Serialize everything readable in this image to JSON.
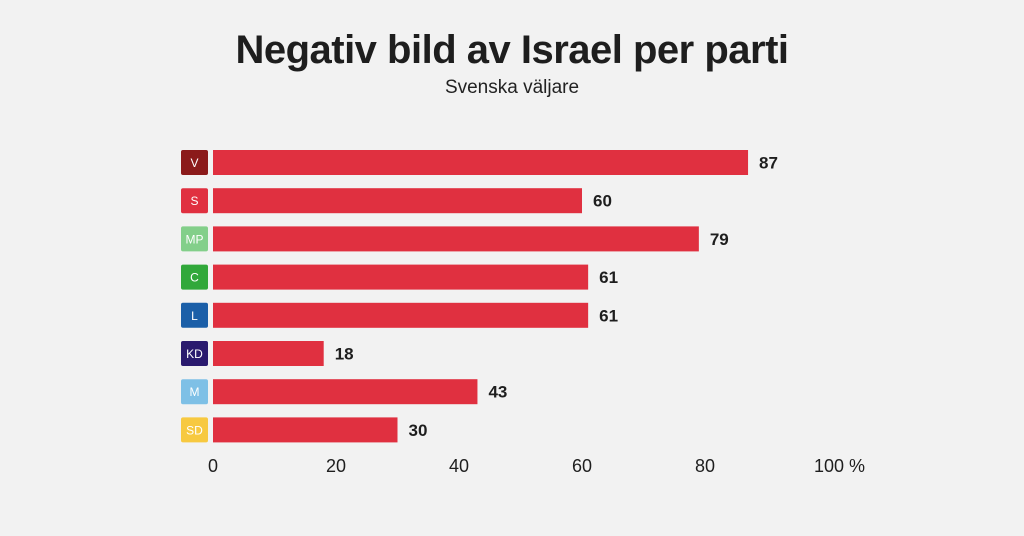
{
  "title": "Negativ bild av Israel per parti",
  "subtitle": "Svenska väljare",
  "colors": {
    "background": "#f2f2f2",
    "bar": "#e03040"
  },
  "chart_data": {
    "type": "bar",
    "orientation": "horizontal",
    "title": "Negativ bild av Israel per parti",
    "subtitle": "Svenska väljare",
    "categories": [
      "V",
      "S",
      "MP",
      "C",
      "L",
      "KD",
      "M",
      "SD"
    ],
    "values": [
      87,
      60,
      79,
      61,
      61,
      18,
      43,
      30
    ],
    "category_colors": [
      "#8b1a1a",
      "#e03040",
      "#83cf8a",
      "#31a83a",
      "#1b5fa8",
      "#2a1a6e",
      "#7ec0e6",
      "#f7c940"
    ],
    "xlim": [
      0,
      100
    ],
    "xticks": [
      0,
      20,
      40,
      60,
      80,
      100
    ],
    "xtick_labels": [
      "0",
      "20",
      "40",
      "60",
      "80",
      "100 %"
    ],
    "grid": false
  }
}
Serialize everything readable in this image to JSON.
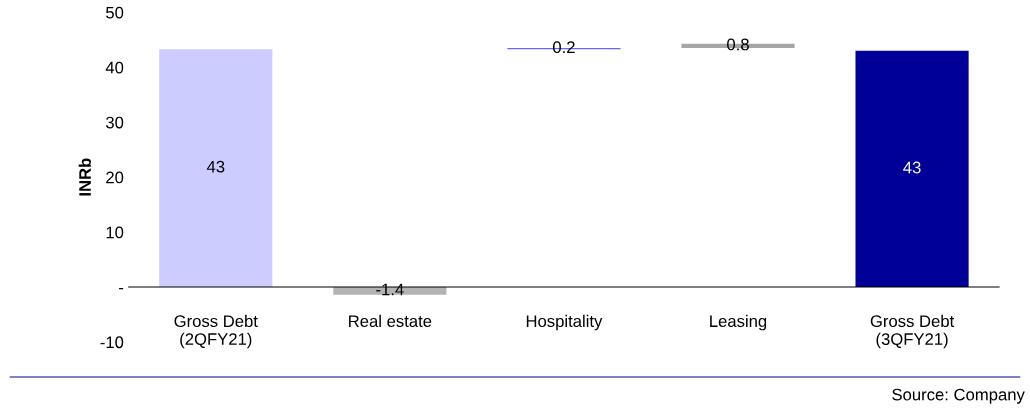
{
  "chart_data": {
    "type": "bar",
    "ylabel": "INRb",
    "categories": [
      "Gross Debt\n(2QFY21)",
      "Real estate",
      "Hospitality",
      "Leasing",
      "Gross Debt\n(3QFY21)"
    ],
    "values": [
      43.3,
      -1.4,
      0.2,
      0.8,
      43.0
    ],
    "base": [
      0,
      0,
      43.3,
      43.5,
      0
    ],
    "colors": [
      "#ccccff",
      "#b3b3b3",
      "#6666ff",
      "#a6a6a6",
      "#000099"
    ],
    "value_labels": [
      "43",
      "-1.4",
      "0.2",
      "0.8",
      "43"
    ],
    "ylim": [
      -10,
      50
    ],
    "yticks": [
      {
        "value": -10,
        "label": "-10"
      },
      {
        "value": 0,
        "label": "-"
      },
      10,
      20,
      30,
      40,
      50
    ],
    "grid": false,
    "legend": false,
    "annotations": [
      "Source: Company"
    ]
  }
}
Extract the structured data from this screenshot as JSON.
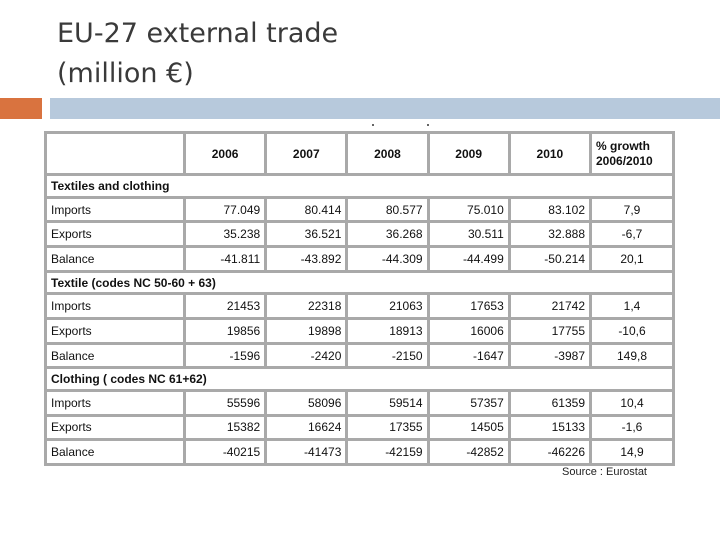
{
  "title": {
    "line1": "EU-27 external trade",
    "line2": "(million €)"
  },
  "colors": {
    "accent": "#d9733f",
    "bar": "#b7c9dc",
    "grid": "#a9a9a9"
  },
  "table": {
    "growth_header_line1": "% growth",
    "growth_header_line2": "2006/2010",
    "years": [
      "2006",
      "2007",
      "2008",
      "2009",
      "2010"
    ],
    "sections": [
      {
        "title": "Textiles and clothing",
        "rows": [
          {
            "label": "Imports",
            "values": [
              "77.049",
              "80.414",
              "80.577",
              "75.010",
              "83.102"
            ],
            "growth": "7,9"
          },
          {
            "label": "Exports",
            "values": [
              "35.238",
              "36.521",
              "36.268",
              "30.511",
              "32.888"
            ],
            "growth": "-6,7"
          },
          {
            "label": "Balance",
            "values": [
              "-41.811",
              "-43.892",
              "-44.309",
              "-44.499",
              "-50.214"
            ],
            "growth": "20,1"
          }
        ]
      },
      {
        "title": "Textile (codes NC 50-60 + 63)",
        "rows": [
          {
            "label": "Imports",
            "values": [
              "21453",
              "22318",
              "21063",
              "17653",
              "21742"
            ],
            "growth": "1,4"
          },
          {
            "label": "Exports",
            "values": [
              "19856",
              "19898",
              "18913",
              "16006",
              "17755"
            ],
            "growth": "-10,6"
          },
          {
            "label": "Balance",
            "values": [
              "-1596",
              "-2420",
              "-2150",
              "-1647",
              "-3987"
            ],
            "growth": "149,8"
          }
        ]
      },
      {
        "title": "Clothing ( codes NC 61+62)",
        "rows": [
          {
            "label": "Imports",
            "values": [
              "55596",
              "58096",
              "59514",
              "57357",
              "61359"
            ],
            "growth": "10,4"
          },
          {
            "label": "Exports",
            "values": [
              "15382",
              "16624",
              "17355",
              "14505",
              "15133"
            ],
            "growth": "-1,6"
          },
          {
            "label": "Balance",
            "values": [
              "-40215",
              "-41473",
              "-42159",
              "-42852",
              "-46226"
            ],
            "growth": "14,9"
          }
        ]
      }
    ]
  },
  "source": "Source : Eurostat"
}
◆ ◆ ◆
* **Exercise prompt**
Make an exact reproduction of the listing above, without any pictures.

* **Task result**
Serialize everything readable in this image to JSON.
{
  "title": "Negativ bild av Israel per parti",
  "subtitle": "Svenska väljare",
  "colors": {
    "background": "#f2f2f2",
    "bar": "#e03040"
  },
  "chart_data": {
    "type": "bar",
    "orientation": "horizontal",
    "title": "Negativ bild av Israel per parti",
    "subtitle": "Svenska väljare",
    "categories": [
      "V",
      "S",
      "MP",
      "C",
      "L",
      "KD",
      "M",
      "SD"
    ],
    "values": [
      87,
      60,
      79,
      61,
      61,
      18,
      43,
      30
    ],
    "category_colors": [
      "#8b1a1a",
      "#e03040",
      "#83cf8a",
      "#31a83a",
      "#1b5fa8",
      "#2a1a6e",
      "#7ec0e6",
      "#f7c940"
    ],
    "xlim": [
      0,
      100
    ],
    "xticks": [
      0,
      20,
      40,
      60,
      80,
      100
    ],
    "xtick_labels": [
      "0",
      "20",
      "40",
      "60",
      "80",
      "100 %"
    ],
    "grid": false
  }
}
Serialize everything readable in this image to JSON.
{
  "chart_data": {
    "type": "bar",
    "ylabel": "INRb",
    "categories": [
      "Gross Debt\n(2QFY21)",
      "Real estate",
      "Hospitality",
      "Leasing",
      "Gross Debt\n(3QFY21)"
    ],
    "values": [
      43.3,
      -1.4,
      0.2,
      0.8,
      43.0
    ],
    "base": [
      0,
      0,
      43.3,
      43.5,
      0
    ],
    "colors": [
      "#ccccff",
      "#b3b3b3",
      "#6666ff",
      "#a6a6a6",
      "#000099"
    ],
    "value_labels": [
      "43",
      "-1.4",
      "0.2",
      "0.8",
      "43"
    ],
    "ylim": [
      -10,
      50
    ],
    "yticks": [
      {
        "value": -10,
        "label": "-10"
      },
      {
        "value": 0,
        "label": "-"
      },
      10,
      20,
      30,
      40,
      50
    ],
    "grid": false,
    "legend": false,
    "annotations": [
      "Source: Company"
    ]
  }
}
Extract the structured data from this screenshot as JSON.
{
  "title": {
    "line1": "EU-27 external trade",
    "line2": "(million €)"
  },
  "colors": {
    "accent": "#d9733f",
    "bar": "#b7c9dc",
    "grid": "#a9a9a9"
  },
  "table": {
    "growth_header_line1": "% growth",
    "growth_header_line2": "2006/2010",
    "years": [
      "2006",
      "2007",
      "2008",
      "2009",
      "2010"
    ],
    "sections": [
      {
        "title": "Textiles and clothing",
        "rows": [
          {
            "label": "Imports",
            "values": [
              "77.049",
              "80.414",
              "80.577",
              "75.010",
              "83.102"
            ],
            "growth": "7,9"
          },
          {
            "label": "Exports",
            "values": [
              "35.238",
              "36.521",
              "36.268",
              "30.511",
              "32.888"
            ],
            "growth": "-6,7"
          },
          {
            "label": "Balance",
            "values": [
              "-41.811",
              "-43.892",
              "-44.309",
              "-44.499",
              "-50.214"
            ],
            "growth": "20,1"
          }
        ]
      },
      {
        "title": "Textile (codes NC 50-60 + 63)",
        "rows": [
          {
            "label": "Imports",
            "values": [
              "21453",
              "22318",
              "21063",
              "17653",
              "21742"
            ],
            "growth": "1,4"
          },
          {
            "label": "Exports",
            "values": [
              "19856",
              "19898",
              "18913",
              "16006",
              "17755"
            ],
            "growth": "-10,6"
          },
          {
            "label": "Balance",
            "values": [
              "-1596",
              "-2420",
              "-2150",
              "-1647",
              "-3987"
            ],
            "growth": "149,8"
          }
        ]
      },
      {
        "title": "Clothing ( codes NC 61+62)",
        "rows": [
          {
            "label": "Imports",
            "values": [
              "55596",
              "58096",
              "59514",
              "57357",
              "61359"
            ],
            "growth": "10,4"
          },
          {
            "label": "Exports",
            "values": [
              "15382",
              "16624",
              "17355",
              "14505",
              "15133"
            ],
            "growth": "-1,6"
          },
          {
            "label": "Balance",
            "values": [
              "-40215",
              "-41473",
              "-42159",
              "-42852",
              "-46226"
            ],
            "growth": "14,9"
          }
        ]
      }
    ]
  },
  "source": "Source : Eurostat"
}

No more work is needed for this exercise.